Reproduce every line of the material below, but drop the pictures.

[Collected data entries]
####################

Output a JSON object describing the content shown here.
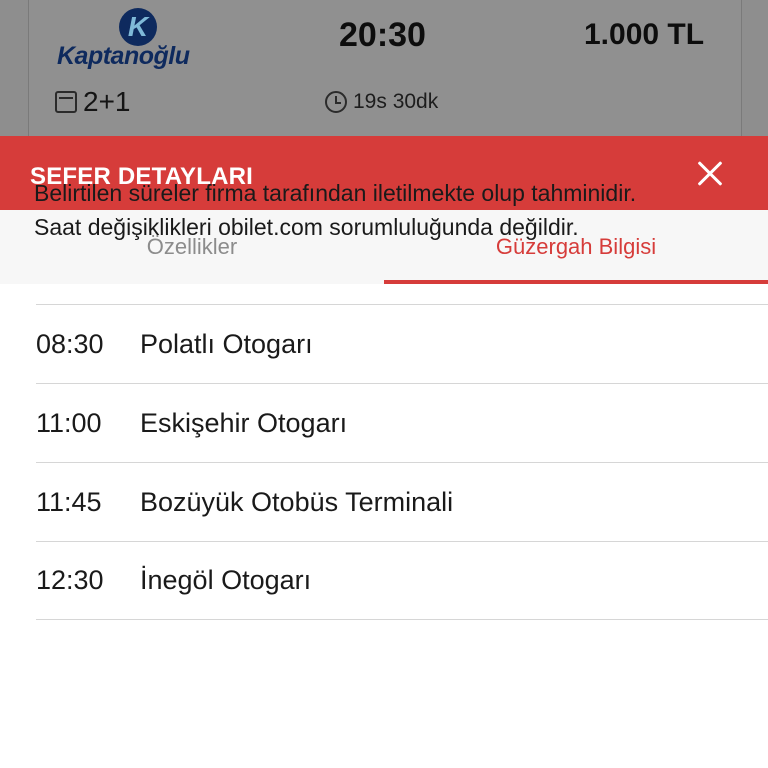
{
  "bus_card": {
    "company_logo_text": "Kaptanoğlu",
    "departure_time": "20:30",
    "price": "1.000 TL",
    "seat_layout": "2+1",
    "duration": "19s 30dk"
  },
  "sheet": {
    "title": "SEFER DETAYLARI",
    "tabs": [
      {
        "label": "Özellikler",
        "active": false
      },
      {
        "label": "Güzergah Bilgisi",
        "active": true
      }
    ],
    "disclaimer_line1": "Belirtilen süreler firma tarafından iletilmekte olup tahminidir.",
    "disclaimer_line2": "Saat değişiklikleri obilet.com sorumluluğunda değildir.",
    "stops": [
      {
        "time": "08:30",
        "name": "Polatlı Otogarı"
      },
      {
        "time": "11:00",
        "name": "Eskişehir Otogarı"
      },
      {
        "time": "11:45",
        "name": "Bozüyük Otobüs Terminali"
      },
      {
        "time": "12:30",
        "name": "İnegöl Otogarı"
      }
    ]
  },
  "colors": {
    "accent": "#d63c3a",
    "overlay": "#8e8e8e",
    "tab_bar": "#f7f7f7"
  },
  "icons": {
    "close": "close-icon",
    "seat": "seat-icon",
    "clock": "clock-icon"
  }
}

####################

**The completed task**
Output a JSON object describing the content shown here.
{
  "bus_card": {
    "company_logo_text": "Kaptanoğlu",
    "departure_time": "20:30",
    "price": "1.000 TL",
    "seat_layout": "2+1",
    "duration": "19s 30dk"
  },
  "sheet": {
    "title": "SEFER DETAYLARI",
    "tabs": [
      {
        "label": "Özellikler",
        "active": false
      },
      {
        "label": "Güzergah Bilgisi",
        "active": true
      }
    ],
    "disclaimer_line1": "Belirtilen süreler firma tarafından iletilmekte olup tahminidir.",
    "disclaimer_line2": "Saat değişiklikleri obilet.com sorumluluğunda değildir.",
    "stops": [
      {
        "time": "08:30",
        "name": "Polatlı Otogarı"
      },
      {
        "time": "11:00",
        "name": "Eskişehir Otogarı"
      },
      {
        "time": "11:45",
        "name": "Bozüyük Otobüs Terminali"
      },
      {
        "time": "12:30",
        "name": "İnegöl Otogarı"
      }
    ]
  },
  "colors": {
    "accent": "#d63c3a",
    "overlay": "#8e8e8e",
    "tab_bar": "#f7f7f7"
  },
  "icons": {
    "close": "close-icon",
    "seat": "seat-icon",
    "clock": "clock-icon"
  }
}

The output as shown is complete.